Start Records supplied

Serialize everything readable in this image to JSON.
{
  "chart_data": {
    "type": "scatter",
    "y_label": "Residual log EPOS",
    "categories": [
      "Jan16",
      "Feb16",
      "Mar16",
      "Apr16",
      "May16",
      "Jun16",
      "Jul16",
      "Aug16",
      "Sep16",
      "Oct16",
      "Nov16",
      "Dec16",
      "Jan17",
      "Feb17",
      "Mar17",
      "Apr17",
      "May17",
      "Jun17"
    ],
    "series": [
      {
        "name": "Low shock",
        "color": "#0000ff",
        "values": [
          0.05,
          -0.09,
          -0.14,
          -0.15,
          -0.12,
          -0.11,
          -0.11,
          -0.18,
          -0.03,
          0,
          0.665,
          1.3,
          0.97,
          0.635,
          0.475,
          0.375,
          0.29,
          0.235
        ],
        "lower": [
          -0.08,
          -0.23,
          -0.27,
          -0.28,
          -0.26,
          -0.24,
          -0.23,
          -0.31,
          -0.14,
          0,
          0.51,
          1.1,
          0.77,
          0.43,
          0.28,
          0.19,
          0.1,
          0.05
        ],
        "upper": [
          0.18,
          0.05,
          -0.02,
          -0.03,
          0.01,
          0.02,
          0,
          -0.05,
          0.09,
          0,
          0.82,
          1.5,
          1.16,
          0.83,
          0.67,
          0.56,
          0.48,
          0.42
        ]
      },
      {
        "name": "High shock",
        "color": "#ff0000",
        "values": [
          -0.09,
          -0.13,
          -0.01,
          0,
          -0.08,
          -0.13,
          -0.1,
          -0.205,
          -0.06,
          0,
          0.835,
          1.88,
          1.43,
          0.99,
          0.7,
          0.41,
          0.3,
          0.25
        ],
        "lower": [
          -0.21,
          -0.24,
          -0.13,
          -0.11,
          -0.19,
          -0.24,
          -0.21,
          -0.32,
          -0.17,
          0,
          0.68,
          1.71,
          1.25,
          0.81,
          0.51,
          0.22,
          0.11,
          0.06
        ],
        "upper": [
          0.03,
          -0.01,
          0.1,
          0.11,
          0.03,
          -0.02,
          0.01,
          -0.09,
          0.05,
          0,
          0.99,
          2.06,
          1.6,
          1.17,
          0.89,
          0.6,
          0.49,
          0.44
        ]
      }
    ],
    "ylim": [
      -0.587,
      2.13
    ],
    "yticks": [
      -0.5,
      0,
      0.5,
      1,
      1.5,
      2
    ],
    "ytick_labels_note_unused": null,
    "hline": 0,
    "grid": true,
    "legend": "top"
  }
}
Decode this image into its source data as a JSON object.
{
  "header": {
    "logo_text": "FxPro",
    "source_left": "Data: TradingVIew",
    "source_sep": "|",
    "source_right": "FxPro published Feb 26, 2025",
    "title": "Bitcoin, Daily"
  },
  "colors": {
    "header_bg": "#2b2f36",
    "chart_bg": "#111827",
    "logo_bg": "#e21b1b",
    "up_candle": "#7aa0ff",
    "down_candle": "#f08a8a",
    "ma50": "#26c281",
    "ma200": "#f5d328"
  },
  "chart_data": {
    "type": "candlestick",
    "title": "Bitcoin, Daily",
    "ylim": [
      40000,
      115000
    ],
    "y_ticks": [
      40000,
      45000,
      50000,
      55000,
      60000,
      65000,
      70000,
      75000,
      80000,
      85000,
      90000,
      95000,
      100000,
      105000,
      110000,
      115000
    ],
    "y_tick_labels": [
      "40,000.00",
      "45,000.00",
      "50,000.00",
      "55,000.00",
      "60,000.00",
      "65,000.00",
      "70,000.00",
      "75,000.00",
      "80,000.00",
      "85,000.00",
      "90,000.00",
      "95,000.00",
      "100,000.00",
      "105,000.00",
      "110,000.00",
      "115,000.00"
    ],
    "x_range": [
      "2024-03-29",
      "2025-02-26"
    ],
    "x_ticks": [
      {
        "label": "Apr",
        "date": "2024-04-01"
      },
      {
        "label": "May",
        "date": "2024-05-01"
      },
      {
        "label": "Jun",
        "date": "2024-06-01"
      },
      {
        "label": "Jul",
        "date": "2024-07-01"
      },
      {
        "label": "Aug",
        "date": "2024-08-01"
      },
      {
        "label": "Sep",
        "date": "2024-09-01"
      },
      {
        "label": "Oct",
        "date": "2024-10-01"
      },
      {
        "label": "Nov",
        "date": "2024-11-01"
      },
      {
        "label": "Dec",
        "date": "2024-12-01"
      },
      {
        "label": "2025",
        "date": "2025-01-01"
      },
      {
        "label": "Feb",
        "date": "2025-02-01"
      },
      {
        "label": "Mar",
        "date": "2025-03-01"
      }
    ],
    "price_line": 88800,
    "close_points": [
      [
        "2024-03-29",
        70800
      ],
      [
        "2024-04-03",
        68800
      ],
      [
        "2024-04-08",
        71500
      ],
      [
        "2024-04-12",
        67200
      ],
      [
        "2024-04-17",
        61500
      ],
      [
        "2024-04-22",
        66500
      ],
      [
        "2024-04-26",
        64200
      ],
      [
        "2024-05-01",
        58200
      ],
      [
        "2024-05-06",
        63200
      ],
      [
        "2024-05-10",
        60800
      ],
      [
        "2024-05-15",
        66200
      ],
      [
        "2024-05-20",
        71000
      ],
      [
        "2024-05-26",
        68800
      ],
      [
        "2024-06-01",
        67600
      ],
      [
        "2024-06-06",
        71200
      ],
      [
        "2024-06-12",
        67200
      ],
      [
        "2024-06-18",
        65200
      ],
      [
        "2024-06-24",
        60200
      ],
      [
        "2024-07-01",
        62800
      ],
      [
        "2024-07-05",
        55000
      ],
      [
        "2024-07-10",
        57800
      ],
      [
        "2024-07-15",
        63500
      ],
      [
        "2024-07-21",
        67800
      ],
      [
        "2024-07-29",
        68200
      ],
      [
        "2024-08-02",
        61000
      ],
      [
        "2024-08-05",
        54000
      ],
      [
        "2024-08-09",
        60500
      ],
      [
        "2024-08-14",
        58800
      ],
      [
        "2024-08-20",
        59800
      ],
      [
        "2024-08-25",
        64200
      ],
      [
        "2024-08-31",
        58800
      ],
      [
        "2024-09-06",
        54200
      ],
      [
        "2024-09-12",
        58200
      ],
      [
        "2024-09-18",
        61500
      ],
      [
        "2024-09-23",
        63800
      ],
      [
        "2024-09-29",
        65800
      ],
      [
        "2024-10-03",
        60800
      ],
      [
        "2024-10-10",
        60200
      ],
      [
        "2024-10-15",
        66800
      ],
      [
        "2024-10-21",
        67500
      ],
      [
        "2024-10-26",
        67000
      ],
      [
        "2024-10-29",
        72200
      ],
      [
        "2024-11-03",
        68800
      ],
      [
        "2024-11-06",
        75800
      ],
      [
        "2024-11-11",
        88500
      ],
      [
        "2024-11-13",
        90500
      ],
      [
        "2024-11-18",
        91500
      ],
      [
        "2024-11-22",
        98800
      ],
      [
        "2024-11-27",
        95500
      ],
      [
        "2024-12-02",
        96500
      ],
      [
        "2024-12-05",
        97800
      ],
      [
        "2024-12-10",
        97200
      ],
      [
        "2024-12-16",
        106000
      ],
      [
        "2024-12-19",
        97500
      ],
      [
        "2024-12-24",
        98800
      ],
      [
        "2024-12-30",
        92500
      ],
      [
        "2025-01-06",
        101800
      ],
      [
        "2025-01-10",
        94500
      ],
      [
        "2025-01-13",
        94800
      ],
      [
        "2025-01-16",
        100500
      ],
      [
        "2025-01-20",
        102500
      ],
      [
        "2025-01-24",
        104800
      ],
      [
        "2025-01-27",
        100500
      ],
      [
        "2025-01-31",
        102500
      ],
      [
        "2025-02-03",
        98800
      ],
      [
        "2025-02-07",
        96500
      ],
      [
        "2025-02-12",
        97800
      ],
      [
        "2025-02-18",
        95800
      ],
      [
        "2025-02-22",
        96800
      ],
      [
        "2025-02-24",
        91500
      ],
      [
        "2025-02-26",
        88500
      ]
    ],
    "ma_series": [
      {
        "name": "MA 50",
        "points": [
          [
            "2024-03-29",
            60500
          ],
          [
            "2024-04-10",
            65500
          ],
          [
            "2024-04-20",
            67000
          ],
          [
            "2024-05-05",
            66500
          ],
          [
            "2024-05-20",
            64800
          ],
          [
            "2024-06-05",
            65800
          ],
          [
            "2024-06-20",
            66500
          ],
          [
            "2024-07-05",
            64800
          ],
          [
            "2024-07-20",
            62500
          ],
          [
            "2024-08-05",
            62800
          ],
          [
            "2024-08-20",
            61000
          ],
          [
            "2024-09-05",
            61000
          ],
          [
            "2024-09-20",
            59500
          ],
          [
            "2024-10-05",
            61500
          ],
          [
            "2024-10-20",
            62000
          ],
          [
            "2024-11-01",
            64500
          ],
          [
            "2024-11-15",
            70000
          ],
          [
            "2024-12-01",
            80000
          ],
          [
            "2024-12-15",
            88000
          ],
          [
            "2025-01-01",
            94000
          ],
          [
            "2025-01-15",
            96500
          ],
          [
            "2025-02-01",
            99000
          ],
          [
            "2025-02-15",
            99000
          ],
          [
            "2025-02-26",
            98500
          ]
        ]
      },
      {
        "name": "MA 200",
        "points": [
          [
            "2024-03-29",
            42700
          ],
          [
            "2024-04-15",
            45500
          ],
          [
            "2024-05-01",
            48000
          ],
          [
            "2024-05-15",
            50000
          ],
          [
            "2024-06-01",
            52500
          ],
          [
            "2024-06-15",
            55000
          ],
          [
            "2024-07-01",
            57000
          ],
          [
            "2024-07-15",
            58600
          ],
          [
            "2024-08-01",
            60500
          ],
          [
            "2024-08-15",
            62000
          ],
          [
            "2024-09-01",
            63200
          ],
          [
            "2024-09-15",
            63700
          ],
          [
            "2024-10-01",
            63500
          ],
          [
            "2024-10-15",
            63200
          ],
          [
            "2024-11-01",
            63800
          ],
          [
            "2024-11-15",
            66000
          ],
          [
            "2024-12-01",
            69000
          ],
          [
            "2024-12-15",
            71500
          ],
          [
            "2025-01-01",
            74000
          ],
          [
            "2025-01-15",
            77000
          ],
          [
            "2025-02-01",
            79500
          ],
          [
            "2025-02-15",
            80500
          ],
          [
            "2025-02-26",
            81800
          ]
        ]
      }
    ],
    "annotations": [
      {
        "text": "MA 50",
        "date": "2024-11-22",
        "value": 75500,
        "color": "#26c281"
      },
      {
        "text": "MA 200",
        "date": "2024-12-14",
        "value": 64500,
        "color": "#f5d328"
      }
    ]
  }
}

End Records supplied

- What is needed -
Copy out all lines above that include the string "FxPro".

- Complete response -
    "logo_text": "FxPro",
    "source_right": "FxPro published Feb 26, 2025",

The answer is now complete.